> _WORK TO COMPLETE_
Repeat, exactly and in full, the lines of the listing below, but without any pictures.
═══ INPUT MATERIAL
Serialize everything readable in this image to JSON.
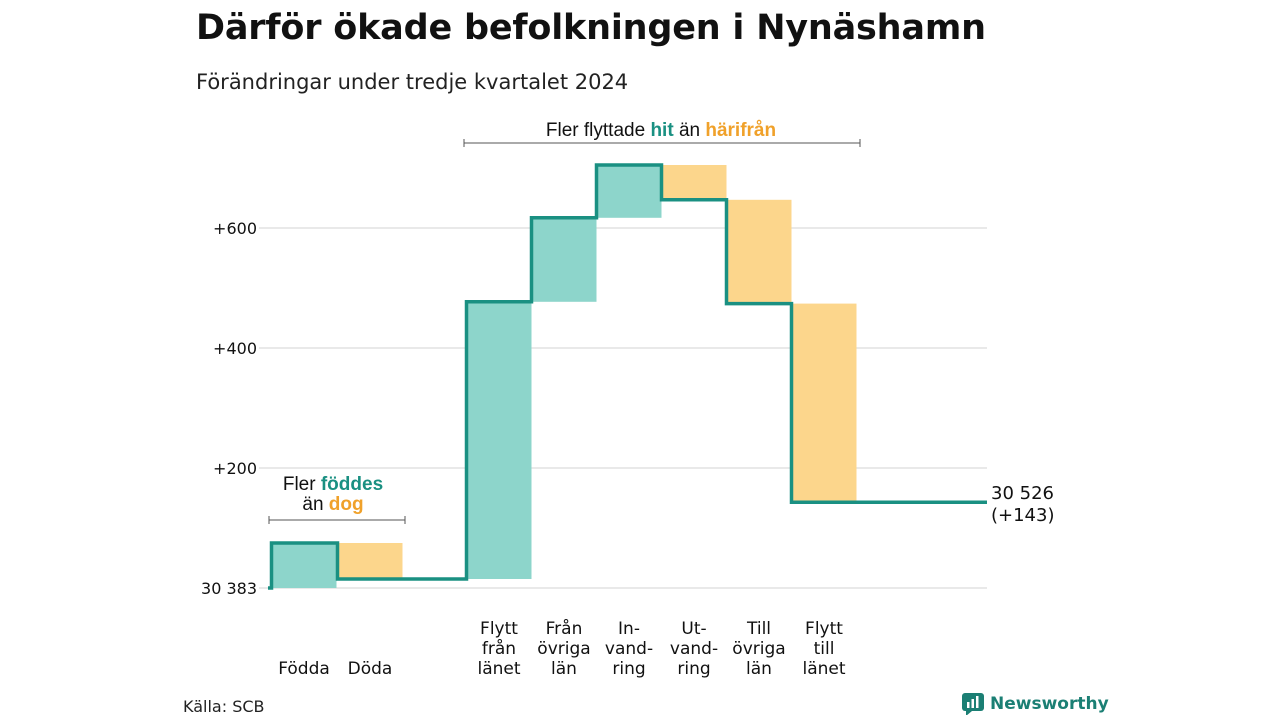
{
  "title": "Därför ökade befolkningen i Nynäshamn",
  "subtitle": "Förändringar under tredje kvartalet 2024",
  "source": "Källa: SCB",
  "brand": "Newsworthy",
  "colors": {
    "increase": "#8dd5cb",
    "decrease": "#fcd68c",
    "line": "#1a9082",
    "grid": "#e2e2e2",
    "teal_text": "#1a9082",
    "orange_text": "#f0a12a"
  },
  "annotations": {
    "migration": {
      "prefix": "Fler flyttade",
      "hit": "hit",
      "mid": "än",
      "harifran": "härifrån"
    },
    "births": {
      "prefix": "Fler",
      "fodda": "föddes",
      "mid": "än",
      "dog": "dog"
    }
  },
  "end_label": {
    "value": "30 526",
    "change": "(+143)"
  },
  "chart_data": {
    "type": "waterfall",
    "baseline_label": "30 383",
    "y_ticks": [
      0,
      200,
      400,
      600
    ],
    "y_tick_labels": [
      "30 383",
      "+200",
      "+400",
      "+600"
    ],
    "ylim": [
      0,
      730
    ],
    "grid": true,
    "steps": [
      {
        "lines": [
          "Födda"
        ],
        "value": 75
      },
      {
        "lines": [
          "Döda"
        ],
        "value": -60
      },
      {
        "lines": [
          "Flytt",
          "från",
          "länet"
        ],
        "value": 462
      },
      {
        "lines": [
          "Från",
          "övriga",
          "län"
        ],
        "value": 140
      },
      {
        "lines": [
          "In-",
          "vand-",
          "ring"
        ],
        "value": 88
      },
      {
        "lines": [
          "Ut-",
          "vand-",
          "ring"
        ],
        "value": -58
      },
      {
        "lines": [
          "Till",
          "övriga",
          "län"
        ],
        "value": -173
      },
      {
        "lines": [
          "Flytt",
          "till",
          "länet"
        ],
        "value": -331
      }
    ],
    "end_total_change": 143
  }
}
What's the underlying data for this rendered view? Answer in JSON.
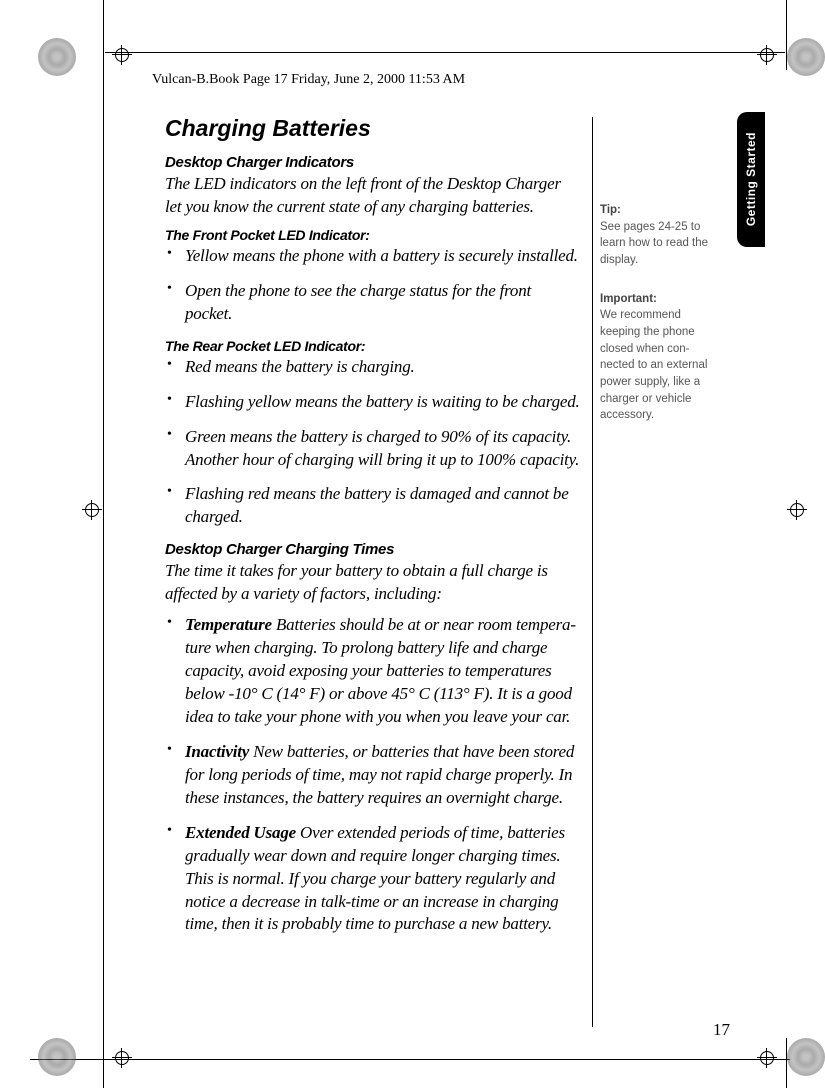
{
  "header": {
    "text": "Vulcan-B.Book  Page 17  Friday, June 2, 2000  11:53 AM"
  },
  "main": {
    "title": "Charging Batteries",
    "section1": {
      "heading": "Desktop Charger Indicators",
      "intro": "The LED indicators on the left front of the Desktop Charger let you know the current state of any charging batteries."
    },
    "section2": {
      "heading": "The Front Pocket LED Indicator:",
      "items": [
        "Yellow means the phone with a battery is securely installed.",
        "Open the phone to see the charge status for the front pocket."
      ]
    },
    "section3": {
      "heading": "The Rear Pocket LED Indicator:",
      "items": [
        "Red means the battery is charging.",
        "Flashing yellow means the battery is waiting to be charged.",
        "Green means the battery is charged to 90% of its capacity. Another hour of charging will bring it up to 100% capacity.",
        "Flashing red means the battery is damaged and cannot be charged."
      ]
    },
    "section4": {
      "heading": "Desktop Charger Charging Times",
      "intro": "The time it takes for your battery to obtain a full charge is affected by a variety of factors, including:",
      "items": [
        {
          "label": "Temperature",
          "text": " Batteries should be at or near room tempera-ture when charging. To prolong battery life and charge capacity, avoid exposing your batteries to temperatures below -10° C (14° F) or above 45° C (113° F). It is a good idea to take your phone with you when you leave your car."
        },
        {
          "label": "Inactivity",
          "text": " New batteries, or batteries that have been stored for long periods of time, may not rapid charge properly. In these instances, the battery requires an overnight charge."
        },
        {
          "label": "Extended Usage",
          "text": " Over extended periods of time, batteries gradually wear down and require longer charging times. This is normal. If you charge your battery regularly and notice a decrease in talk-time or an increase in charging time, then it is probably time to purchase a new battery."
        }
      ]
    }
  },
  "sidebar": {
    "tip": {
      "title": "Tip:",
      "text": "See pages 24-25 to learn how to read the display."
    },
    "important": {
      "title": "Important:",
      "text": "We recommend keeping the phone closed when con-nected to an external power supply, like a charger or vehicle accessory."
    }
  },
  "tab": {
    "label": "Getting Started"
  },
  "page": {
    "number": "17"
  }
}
══════
> _ANSWER TO THE EXERCISE_
Serialize everything readable in this image to JSON.
{
  "title": "Därför ökade befolkningen i Nynäshamn",
  "subtitle": "Förändringar under tredje kvartalet 2024",
  "source": "Källa: SCB",
  "brand": "Newsworthy",
  "colors": {
    "increase": "#8dd5cb",
    "decrease": "#fcd68c",
    "line": "#1a9082",
    "grid": "#e2e2e2",
    "teal_text": "#1a9082",
    "orange_text": "#f0a12a"
  },
  "annotations": {
    "migration": {
      "prefix": "Fler flyttade",
      "hit": "hit",
      "mid": "än",
      "harifran": "härifrån"
    },
    "births": {
      "prefix": "Fler",
      "fodda": "föddes",
      "mid": "än",
      "dog": "dog"
    }
  },
  "end_label": {
    "value": "30 526",
    "change": "(+143)"
  },
  "chart_data": {
    "type": "waterfall",
    "baseline_label": "30 383",
    "y_ticks": [
      0,
      200,
      400,
      600
    ],
    "y_tick_labels": [
      "30 383",
      "+200",
      "+400",
      "+600"
    ],
    "ylim": [
      0,
      730
    ],
    "grid": true,
    "steps": [
      {
        "lines": [
          "Födda"
        ],
        "value": 75
      },
      {
        "lines": [
          "Döda"
        ],
        "value": -60
      },
      {
        "lines": [
          "Flytt",
          "från",
          "länet"
        ],
        "value": 462
      },
      {
        "lines": [
          "Från",
          "övriga",
          "län"
        ],
        "value": 140
      },
      {
        "lines": [
          "In-",
          "vand-",
          "ring"
        ],
        "value": 88
      },
      {
        "lines": [
          "Ut-",
          "vand-",
          "ring"
        ],
        "value": -58
      },
      {
        "lines": [
          "Till",
          "övriga",
          "län"
        ],
        "value": -173
      },
      {
        "lines": [
          "Flytt",
          "till",
          "länet"
        ],
        "value": -331
      }
    ],
    "end_total_change": 143
  }
}
What's the underlying data for this rendered view? Answer in JSON.
{
  "header": {
    "text": "Vulcan-B.Book  Page 17  Friday, June 2, 2000  11:53 AM"
  },
  "main": {
    "title": "Charging Batteries",
    "section1": {
      "heading": "Desktop Charger Indicators",
      "intro": "The LED indicators on the left front of the Desktop Charger let you know the current state of any charging batteries."
    },
    "section2": {
      "heading": "The Front Pocket LED Indicator:",
      "items": [
        "Yellow means the phone with a battery is securely installed.",
        "Open the phone to see the charge status for the front pocket."
      ]
    },
    "section3": {
      "heading": "The Rear Pocket LED Indicator:",
      "items": [
        "Red means the battery is charging.",
        "Flashing yellow means the battery is waiting to be charged.",
        "Green means the battery is charged to 90% of its capacity. Another hour of charging will bring it up to 100% capacity.",
        "Flashing red means the battery is damaged and cannot be charged."
      ]
    },
    "section4": {
      "heading": "Desktop Charger Charging Times",
      "intro": "The time it takes for your battery to obtain a full charge is affected by a variety of factors, including:",
      "items": [
        {
          "label": "Temperature",
          "text": " Batteries should be at or near room tempera-ture when charging. To prolong battery life and charge capacity, avoid exposing your batteries to temperatures below -10° C (14° F) or above 45° C (113° F). It is a good idea to take your phone with you when you leave your car."
        },
        {
          "label": "Inactivity",
          "text": " New batteries, or batteries that have been stored for long periods of time, may not rapid charge properly. In these instances, the battery requires an overnight charge."
        },
        {
          "label": "Extended Usage",
          "text": " Over extended periods of time, batteries gradually wear down and require longer charging times. This is normal. If you charge your battery regularly and notice a decrease in talk-time or an increase in charging time, then it is probably time to purchase a new battery."
        }
      ]
    }
  },
  "sidebar": {
    "tip": {
      "title": "Tip:",
      "text": "See pages 24-25 to learn how to read the display."
    },
    "important": {
      "title": "Important:",
      "text": "We recommend keeping the phone closed when con-nected to an external power supply, like a charger or vehicle accessory."
    }
  },
  "tab": {
    "label": "Getting Started"
  },
  "page": {
    "number": "17"
  }
}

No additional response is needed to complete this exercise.